◆ **EXCERPTED RECORDS**:
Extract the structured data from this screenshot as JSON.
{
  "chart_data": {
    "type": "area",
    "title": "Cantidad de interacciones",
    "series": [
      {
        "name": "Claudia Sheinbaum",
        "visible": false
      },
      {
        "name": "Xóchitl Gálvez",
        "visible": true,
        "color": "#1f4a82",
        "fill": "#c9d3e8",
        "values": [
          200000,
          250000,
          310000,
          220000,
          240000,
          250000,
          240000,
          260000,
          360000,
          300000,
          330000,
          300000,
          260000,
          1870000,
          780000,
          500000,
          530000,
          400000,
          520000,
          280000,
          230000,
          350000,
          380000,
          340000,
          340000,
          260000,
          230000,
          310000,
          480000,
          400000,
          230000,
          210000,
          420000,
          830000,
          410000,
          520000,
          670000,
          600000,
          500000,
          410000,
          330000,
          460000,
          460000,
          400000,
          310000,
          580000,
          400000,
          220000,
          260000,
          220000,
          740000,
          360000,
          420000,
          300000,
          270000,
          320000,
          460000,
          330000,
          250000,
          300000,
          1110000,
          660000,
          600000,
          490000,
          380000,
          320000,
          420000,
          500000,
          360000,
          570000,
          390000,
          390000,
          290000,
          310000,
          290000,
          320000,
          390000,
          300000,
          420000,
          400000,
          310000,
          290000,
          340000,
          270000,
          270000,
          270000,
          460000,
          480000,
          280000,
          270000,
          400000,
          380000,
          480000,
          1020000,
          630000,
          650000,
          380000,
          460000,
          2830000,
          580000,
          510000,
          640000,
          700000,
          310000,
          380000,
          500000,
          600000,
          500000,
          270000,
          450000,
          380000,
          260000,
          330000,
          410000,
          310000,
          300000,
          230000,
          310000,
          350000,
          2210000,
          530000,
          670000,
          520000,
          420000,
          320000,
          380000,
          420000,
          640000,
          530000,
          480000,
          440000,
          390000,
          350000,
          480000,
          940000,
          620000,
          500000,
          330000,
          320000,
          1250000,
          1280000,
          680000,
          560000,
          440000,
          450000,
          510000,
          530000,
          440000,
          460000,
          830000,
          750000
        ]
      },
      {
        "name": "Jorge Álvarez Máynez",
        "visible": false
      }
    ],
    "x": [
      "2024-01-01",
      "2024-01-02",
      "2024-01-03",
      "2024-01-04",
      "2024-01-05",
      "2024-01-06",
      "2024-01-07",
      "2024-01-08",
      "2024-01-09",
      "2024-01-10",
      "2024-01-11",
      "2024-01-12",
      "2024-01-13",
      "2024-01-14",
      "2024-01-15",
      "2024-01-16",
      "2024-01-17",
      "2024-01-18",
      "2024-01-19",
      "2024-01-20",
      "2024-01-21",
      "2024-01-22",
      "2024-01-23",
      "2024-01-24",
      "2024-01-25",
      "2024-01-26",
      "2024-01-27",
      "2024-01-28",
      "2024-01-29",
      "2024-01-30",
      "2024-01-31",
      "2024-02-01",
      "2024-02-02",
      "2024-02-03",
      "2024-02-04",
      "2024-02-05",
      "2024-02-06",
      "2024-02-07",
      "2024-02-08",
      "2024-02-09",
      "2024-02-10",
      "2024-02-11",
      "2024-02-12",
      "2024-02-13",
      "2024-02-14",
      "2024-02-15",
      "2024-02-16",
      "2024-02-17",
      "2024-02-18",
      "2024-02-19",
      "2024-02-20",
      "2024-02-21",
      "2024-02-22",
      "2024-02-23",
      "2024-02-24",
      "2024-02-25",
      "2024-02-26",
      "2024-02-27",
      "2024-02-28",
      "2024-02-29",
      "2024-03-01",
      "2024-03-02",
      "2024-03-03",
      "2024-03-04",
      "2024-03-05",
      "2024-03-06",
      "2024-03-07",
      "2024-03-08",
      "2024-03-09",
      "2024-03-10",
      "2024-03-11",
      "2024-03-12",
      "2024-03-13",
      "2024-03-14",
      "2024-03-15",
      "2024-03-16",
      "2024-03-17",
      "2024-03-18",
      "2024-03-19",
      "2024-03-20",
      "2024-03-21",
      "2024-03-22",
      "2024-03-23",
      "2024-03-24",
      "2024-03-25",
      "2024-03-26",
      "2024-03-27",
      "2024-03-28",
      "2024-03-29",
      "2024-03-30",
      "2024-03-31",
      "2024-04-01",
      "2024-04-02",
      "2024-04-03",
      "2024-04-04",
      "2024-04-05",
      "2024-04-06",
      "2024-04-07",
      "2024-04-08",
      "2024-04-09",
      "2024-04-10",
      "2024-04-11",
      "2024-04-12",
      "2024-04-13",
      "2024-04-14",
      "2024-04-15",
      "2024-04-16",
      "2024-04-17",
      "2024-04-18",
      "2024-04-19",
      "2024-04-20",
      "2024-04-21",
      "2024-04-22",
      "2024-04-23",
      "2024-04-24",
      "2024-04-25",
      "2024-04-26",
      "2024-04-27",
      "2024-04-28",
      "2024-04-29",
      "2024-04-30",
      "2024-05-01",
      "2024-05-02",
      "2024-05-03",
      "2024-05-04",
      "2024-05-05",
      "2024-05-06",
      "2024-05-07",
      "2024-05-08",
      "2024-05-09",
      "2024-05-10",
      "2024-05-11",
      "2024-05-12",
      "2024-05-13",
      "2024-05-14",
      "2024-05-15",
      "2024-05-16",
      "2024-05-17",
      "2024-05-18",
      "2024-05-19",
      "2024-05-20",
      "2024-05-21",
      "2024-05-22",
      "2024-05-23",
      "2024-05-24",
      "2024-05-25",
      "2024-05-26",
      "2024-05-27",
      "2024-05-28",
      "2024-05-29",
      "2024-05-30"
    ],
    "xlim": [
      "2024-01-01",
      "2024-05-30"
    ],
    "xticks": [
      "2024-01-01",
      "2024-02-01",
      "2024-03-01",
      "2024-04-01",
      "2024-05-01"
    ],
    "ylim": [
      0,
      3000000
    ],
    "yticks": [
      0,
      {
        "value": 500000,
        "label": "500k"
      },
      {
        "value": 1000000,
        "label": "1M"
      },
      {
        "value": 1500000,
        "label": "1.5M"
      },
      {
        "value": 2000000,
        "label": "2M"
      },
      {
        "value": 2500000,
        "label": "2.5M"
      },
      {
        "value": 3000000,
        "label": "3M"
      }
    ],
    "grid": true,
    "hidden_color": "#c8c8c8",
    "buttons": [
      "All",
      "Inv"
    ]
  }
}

◆ **YOUR OBJECTIVE**:
Extract the complete set of records unchanged.

◆ **RESULT OF THE EXERCISE**:
Extract the structured data from this screenshot as JSON.
{
  "chart_data": {
    "type": "area",
    "title": "Cantidad de interacciones",
    "series": [
      {
        "name": "Claudia Sheinbaum",
        "visible": false
      },
      {
        "name": "Xóchitl Gálvez",
        "visible": true,
        "color": "#1f4a82",
        "fill": "#c9d3e8",
        "values": [
          200000,
          250000,
          310000,
          220000,
          240000,
          250000,
          240000,
          260000,
          360000,
          300000,
          330000,
          300000,
          260000,
          1870000,
          780000,
          500000,
          530000,
          400000,
          520000,
          280000,
          230000,
          350000,
          380000,
          340000,
          340000,
          260000,
          230000,
          310000,
          480000,
          400000,
          230000,
          210000,
          420000,
          830000,
          410000,
          520000,
          670000,
          600000,
          500000,
          410000,
          330000,
          460000,
          460000,
          400000,
          310000,
          580000,
          400000,
          220000,
          260000,
          220000,
          740000,
          360000,
          420000,
          300000,
          270000,
          320000,
          460000,
          330000,
          250000,
          300000,
          1110000,
          660000,
          600000,
          490000,
          380000,
          320000,
          420000,
          500000,
          360000,
          570000,
          390000,
          390000,
          290000,
          310000,
          290000,
          320000,
          390000,
          300000,
          420000,
          400000,
          310000,
          290000,
          340000,
          270000,
          270000,
          270000,
          460000,
          480000,
          280000,
          270000,
          400000,
          380000,
          480000,
          1020000,
          630000,
          650000,
          380000,
          460000,
          2830000,
          580000,
          510000,
          640000,
          700000,
          310000,
          380000,
          500000,
          600000,
          500000,
          270000,
          450000,
          380000,
          260000,
          330000,
          410000,
          310000,
          300000,
          230000,
          310000,
          350000,
          2210000,
          530000,
          670000,
          520000,
          420000,
          320000,
          380000,
          420000,
          640000,
          530000,
          480000,
          440000,
          390000,
          350000,
          480000,
          940000,
          620000,
          500000,
          330000,
          320000,
          1250000,
          1280000,
          680000,
          560000,
          440000,
          450000,
          510000,
          530000,
          440000,
          460000,
          830000,
          750000
        ]
      },
      {
        "name": "Jorge Álvarez Máynez",
        "visible": false
      }
    ],
    "x": [
      "2024-01-01",
      "2024-01-02",
      "2024-01-03",
      "2024-01-04",
      "2024-01-05",
      "2024-01-06",
      "2024-01-07",
      "2024-01-08",
      "2024-01-09",
      "2024-01-10",
      "2024-01-11",
      "2024-01-12",
      "2024-01-13",
      "2024-01-14",
      "2024-01-15",
      "2024-01-16",
      "2024-01-17",
      "2024-01-18",
      "2024-01-19",
      "2024-01-20",
      "2024-01-21",
      "2024-01-22",
      "2024-01-23",
      "2024-01-24",
      "2024-01-25",
      "2024-01-26",
      "2024-01-27",
      "2024-01-28",
      "2024-01-29",
      "2024-01-30",
      "2024-01-31",
      "2024-02-01",
      "2024-02-02",
      "2024-02-03",
      "2024-02-04",
      "2024-02-05",
      "2024-02-06",
      "2024-02-07",
      "2024-02-08",
      "2024-02-09",
      "2024-02-10",
      "2024-02-11",
      "2024-02-12",
      "2024-02-13",
      "2024-02-14",
      "2024-02-15",
      "2024-02-16",
      "2024-02-17",
      "2024-02-18",
      "2024-02-19",
      "2024-02-20",
      "2024-02-21",
      "2024-02-22",
      "2024-02-23",
      "2024-02-24",
      "2024-02-25",
      "2024-02-26",
      "2024-02-27",
      "2024-02-28",
      "2024-02-29",
      "2024-03-01",
      "2024-03-02",
      "2024-03-03",
      "2024-03-04",
      "2024-03-05",
      "2024-03-06",
      "2024-03-07",
      "2024-03-08",
      "2024-03-09",
      "2024-03-10",
      "2024-03-11",
      "2024-03-12",
      "2024-03-13",
      "2024-03-14",
      "2024-03-15",
      "2024-03-16",
      "2024-03-17",
      "2024-03-18",
      "2024-03-19",
      "2024-03-20",
      "2024-03-21",
      "2024-03-22",
      "2024-03-23",
      "2024-03-24",
      "2024-03-25",
      "2024-03-26",
      "2024-03-27",
      "2024-03-28",
      "2024-03-29",
      "2024-03-30",
      "2024-03-31",
      "2024-04-01",
      "2024-04-02",
      "2024-04-03",
      "2024-04-04",
      "2024-04-05",
      "2024-04-06",
      "2024-04-07",
      "2024-04-08",
      "2024-04-09",
      "2024-04-10",
      "2024-04-11",
      "2024-04-12",
      "2024-04-13",
      "2024-04-14",
      "2024-04-15",
      "2024-04-16",
      "2024-04-17",
      "2024-04-18",
      "2024-04-19",
      "2024-04-20",
      "2024-04-21",
      "2024-04-22",
      "2024-04-23",
      "2024-04-24",
      "2024-04-25",
      "2024-04-26",
      "2024-04-27",
      "2024-04-28",
      "2024-04-29",
      "2024-04-30",
      "2024-05-01",
      "2024-05-02",
      "2024-05-03",
      "2024-05-04",
      "2024-05-05",
      "2024-05-06",
      "2024-05-07",
      "2024-05-08",
      "2024-05-09",
      "2024-05-10",
      "2024-05-11",
      "2024-05-12",
      "2024-05-13",
      "2024-05-14",
      "2024-05-15",
      "2024-05-16",
      "2024-05-17",
      "2024-05-18",
      "2024-05-19",
      "2024-05-20",
      "2024-05-21",
      "2024-05-22",
      "2024-05-23",
      "2024-05-24",
      "2024-05-25",
      "2024-05-26",
      "2024-05-27",
      "2024-05-28",
      "2024-05-29",
      "2024-05-30"
    ],
    "xlim": [
      "2024-01-01",
      "2024-05-30"
    ],
    "xticks": [
      "2024-01-01",
      "2024-02-01",
      "2024-03-01",
      "2024-04-01",
      "2024-05-01"
    ],
    "ylim": [
      0,
      3000000
    ],
    "yticks": [
      0,
      {
        "value": 500000,
        "label": "500k"
      },
      {
        "value": 1000000,
        "label": "1M"
      },
      {
        "value": 1500000,
        "label": "1.5M"
      },
      {
        "value": 2000000,
        "label": "2M"
      },
      {
        "value": 2500000,
        "label": "2.5M"
      },
      {
        "value": 3000000,
        "label": "3M"
      }
    ],
    "grid": true,
    "hidden_color": "#c8c8c8",
    "buttons": [
      "All",
      "Inv"
    ]
  }
}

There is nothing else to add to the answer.